=== Records provided ===

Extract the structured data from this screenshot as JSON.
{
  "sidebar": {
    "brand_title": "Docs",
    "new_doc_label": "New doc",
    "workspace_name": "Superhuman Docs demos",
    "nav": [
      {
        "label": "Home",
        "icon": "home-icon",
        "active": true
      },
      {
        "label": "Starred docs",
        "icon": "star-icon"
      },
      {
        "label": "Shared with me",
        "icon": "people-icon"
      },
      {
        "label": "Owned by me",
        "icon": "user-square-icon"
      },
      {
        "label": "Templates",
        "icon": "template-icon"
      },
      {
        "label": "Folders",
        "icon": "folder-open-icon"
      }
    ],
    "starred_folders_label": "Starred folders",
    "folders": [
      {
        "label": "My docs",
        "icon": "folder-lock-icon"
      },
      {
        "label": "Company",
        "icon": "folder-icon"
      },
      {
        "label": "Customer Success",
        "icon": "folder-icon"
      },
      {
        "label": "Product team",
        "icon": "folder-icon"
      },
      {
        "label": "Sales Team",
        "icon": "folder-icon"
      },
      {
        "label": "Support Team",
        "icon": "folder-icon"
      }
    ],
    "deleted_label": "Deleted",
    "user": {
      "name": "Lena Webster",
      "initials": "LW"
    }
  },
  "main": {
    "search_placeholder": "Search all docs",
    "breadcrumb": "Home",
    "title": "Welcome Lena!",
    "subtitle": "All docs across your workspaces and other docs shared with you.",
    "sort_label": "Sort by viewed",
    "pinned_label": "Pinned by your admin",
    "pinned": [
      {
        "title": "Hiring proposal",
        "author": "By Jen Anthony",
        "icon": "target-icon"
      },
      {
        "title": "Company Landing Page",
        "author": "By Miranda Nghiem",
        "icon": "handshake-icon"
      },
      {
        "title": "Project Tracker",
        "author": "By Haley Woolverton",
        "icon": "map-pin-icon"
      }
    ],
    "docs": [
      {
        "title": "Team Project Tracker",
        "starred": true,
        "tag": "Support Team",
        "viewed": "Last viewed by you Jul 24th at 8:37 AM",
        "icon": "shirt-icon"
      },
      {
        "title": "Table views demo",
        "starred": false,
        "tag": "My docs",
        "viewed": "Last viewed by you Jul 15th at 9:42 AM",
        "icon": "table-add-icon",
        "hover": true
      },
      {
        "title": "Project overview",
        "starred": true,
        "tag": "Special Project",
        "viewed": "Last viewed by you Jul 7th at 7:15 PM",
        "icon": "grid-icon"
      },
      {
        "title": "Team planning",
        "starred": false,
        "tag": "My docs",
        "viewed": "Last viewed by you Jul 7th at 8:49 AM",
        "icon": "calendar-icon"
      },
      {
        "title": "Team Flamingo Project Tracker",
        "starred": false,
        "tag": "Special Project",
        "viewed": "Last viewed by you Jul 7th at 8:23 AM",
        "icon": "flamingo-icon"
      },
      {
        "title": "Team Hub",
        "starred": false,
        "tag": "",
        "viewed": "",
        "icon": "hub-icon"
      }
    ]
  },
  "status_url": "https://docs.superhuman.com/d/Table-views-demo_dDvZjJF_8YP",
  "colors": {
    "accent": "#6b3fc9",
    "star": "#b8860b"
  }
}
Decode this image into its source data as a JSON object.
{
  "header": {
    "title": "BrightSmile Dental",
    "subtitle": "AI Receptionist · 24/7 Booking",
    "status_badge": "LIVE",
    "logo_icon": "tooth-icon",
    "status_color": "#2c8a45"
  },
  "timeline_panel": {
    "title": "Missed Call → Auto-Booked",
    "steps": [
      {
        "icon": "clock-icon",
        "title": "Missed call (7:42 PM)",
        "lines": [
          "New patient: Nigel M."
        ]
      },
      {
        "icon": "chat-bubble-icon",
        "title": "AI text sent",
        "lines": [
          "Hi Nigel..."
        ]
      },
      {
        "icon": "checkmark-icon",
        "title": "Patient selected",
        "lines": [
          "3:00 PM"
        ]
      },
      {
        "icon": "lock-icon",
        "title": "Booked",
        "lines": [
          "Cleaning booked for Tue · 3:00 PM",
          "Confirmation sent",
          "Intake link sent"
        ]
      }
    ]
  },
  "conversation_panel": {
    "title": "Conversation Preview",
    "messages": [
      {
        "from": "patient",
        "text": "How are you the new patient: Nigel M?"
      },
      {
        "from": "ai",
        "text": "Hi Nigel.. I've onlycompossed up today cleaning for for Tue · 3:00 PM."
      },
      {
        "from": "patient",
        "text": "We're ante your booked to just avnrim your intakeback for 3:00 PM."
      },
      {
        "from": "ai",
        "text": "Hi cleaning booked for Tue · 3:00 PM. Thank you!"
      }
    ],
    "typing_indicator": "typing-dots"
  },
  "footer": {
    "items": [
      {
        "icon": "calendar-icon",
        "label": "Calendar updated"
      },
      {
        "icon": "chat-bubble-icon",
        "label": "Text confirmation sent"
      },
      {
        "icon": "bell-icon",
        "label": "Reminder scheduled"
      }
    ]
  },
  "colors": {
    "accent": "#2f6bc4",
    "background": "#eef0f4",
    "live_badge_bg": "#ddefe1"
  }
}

===

Copy, from the material above, each line in which the string "this" occurs.

Extract the structured data from this screenshot as JSON.
Decode this image into its source data as a JSON object.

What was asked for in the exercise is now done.